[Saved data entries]
====

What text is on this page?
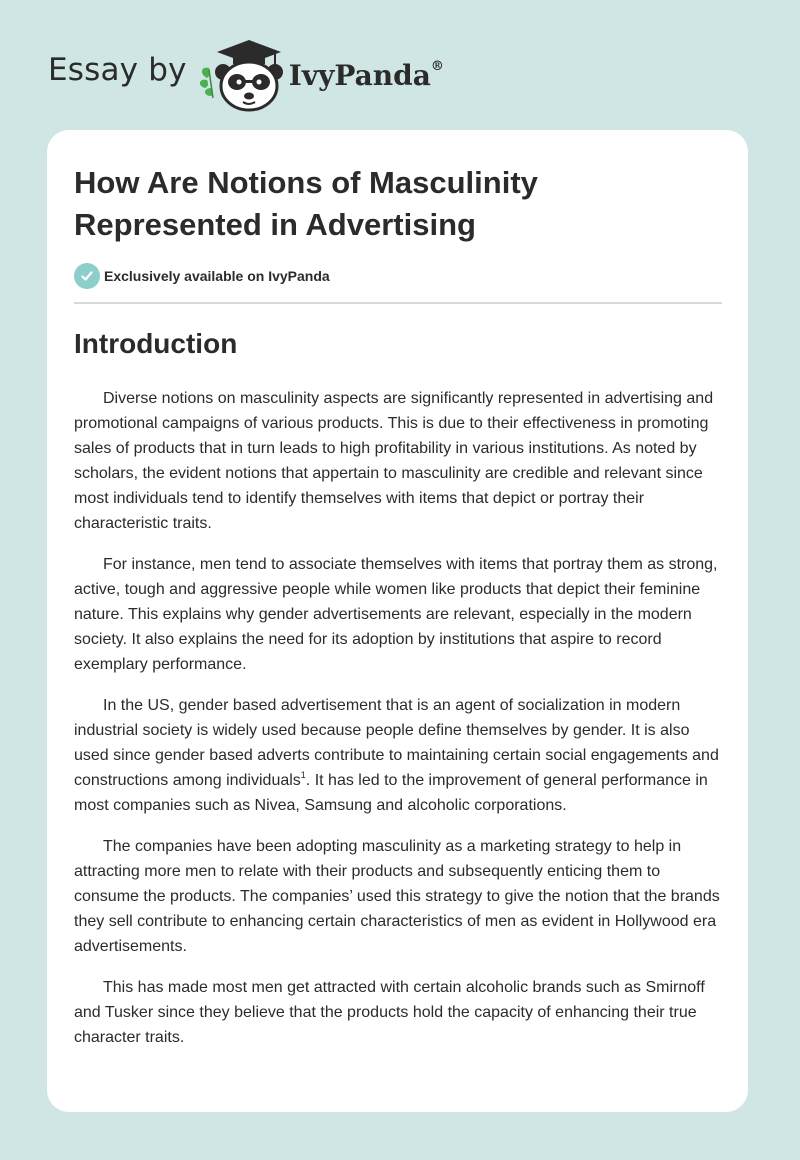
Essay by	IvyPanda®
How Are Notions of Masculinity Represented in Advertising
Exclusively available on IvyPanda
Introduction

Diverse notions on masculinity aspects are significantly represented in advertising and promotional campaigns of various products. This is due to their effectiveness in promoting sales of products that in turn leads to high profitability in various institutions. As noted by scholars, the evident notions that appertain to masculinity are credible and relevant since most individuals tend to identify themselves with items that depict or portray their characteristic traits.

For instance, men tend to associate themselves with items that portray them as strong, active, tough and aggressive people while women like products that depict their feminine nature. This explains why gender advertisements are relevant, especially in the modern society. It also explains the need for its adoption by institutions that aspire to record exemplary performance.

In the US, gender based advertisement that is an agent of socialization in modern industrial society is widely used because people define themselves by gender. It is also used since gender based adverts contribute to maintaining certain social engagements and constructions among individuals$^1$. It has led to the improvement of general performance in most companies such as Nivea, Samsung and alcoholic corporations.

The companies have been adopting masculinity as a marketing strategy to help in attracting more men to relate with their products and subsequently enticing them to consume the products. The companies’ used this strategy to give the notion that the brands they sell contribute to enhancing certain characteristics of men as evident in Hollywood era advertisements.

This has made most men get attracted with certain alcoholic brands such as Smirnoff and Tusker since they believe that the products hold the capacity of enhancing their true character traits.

====

> _Problem to work on_:
Without including any pictures, print all of the material exactly as given.

> _Result of the exercise_:
What text is on this page?
Essay by	IvyPanda®
How Are Notions of Masculinity Represented in Advertising
Exclusively available on IvyPanda
Introduction

Diverse notions on masculinity aspects are significantly represented in advertising and promotional campaigns of various products. This is due to their effectiveness in promoting sales of products that in turn leads to high profitability in various institutions. As noted by scholars, the evident notions that appertain to masculinity are credible and relevant since most individuals tend to identify themselves with items that depict or portray their characteristic traits.

For instance, men tend to associate themselves with items that portray them as strong, active, tough and aggressive people while women like products that depict their feminine nature. This explains why gender advertisements are relevant, especially in the modern society. It also explains the need for its adoption by institutions that aspire to record exemplary performance.

In the US, gender based advertisement that is an agent of socialization in modern industrial society is widely used because people define themselves by gender. It is also used since gender based adverts contribute to maintaining certain social engagements and constructions among individuals$^1$. It has led to the improvement of general performance in most companies such as Nivea, Samsung and alcoholic corporations.

The companies have been adopting masculinity as a marketing strategy to help in attracting more men to relate with their products and subsequently enticing them to consume the products. The companies’ used this strategy to give the notion that the brands they sell contribute to enhancing certain characteristics of men as evident in Hollywood era advertisements.

This has made most men get attracted with certain alcoholic brands such as Smirnoff and Tusker since they believe that the products hold the capacity of enhancing their true character traits.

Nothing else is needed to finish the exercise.